*DATA FOR THIS TASK*.
━━━━━━
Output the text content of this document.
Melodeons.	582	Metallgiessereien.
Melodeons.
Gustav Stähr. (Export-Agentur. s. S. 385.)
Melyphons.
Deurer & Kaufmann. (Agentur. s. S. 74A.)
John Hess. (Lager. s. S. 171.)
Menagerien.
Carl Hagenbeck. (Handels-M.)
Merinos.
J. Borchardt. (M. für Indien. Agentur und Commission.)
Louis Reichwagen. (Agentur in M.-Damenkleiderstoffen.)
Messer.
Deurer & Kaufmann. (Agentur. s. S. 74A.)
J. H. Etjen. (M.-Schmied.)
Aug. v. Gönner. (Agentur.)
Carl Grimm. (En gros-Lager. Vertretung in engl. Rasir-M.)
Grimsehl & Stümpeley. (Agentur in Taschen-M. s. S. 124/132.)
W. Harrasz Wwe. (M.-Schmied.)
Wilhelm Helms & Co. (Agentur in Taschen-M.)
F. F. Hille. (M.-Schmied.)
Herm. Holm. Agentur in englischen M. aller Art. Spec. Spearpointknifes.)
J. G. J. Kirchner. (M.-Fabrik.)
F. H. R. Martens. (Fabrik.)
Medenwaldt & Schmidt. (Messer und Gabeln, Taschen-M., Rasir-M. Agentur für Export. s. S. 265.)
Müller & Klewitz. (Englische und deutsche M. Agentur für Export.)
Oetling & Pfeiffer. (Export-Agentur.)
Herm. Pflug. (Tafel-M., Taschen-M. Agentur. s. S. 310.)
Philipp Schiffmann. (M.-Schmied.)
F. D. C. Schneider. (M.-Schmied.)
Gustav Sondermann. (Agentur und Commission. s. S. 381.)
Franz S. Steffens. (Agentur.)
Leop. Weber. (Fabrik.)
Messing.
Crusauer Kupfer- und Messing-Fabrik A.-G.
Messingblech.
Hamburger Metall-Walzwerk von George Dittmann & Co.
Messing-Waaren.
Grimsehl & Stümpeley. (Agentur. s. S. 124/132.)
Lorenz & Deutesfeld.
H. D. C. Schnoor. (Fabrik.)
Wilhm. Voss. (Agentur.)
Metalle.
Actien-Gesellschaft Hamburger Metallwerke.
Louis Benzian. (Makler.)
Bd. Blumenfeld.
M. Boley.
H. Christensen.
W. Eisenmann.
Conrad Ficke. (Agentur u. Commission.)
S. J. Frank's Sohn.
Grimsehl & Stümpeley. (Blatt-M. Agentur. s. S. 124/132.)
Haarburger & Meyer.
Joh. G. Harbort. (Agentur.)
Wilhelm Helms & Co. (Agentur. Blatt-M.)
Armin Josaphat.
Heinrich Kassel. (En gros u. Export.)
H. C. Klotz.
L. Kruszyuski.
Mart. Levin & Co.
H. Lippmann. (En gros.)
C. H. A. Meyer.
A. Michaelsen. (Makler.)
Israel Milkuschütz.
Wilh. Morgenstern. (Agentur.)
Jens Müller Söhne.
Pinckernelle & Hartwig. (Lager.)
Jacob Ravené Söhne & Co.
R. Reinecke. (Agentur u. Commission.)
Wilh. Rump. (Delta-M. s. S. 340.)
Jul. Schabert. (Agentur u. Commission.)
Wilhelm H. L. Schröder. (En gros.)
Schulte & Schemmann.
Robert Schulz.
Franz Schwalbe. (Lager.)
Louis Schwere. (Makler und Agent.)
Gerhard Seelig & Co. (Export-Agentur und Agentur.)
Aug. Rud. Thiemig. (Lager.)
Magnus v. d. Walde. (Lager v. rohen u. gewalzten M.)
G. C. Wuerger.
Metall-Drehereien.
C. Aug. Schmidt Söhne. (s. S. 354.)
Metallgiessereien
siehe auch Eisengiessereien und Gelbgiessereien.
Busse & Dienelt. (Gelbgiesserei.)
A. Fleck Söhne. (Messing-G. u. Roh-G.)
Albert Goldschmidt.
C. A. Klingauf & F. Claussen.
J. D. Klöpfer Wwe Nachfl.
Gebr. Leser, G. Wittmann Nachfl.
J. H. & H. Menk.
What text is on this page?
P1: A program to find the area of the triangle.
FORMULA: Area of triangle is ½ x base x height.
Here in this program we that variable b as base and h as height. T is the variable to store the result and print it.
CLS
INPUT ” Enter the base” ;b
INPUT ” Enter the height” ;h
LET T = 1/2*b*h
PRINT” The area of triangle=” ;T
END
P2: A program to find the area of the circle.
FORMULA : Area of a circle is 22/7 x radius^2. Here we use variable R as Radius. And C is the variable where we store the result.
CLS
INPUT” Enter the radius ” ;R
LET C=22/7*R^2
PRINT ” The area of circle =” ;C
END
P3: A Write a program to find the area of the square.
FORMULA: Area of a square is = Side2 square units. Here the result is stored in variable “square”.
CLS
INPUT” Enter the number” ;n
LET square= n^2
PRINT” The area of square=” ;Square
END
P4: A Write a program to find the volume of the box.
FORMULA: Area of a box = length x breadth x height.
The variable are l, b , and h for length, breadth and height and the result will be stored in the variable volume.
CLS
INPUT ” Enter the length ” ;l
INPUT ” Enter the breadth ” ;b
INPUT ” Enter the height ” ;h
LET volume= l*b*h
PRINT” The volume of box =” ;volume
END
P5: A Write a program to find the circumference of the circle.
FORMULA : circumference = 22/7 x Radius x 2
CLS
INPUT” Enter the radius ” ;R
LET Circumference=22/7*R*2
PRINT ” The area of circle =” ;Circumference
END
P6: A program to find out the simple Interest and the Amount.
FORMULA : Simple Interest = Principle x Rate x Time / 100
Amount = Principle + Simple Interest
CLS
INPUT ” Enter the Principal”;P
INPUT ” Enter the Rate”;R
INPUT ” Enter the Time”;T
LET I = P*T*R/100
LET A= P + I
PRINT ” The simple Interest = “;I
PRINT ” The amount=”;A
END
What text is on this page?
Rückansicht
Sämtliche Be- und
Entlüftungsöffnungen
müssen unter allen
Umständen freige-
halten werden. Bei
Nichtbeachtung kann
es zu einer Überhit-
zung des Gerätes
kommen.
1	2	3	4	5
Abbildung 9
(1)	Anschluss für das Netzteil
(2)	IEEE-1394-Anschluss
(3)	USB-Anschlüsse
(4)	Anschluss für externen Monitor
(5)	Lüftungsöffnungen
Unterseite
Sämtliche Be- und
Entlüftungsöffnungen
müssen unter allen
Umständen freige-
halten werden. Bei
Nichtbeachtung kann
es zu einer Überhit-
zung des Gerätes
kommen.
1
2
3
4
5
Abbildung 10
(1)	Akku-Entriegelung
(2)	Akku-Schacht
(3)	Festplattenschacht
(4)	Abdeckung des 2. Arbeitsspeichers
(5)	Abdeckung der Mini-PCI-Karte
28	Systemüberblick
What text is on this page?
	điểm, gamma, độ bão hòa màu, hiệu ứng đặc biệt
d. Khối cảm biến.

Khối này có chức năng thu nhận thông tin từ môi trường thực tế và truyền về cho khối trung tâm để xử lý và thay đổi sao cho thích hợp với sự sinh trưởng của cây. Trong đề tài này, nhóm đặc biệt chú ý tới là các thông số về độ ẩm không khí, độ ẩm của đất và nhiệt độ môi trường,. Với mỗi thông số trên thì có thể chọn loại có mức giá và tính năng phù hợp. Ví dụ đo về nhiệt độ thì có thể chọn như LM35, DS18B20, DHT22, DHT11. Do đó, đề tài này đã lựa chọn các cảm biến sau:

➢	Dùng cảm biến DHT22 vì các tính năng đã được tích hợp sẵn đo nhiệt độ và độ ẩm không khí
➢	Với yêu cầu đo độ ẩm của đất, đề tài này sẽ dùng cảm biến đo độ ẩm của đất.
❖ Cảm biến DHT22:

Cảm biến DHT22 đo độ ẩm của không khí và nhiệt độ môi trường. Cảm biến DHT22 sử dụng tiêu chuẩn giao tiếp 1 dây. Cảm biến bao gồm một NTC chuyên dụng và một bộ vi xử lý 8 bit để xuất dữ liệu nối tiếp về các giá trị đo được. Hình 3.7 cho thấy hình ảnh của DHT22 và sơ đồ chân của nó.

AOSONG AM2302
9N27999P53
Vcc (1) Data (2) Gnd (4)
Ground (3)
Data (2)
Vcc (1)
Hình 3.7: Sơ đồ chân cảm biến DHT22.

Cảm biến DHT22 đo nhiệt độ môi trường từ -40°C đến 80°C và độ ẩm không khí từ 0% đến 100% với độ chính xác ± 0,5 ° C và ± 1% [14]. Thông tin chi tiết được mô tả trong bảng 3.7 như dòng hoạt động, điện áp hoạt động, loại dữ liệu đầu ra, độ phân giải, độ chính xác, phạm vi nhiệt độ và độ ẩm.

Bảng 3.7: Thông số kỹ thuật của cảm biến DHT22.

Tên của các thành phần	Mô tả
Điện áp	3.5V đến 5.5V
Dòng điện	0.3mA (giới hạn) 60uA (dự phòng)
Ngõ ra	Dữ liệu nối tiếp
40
━━━━━━
*TASK DETAILS*. Isolate the lines above that contain the word "Müller" and copy them.

*RESULT OF THIS EXERCISE*.
Müller & Klewitz. (Englische und deutsche M. Agentur für Export.)
Jens Müller Söhne.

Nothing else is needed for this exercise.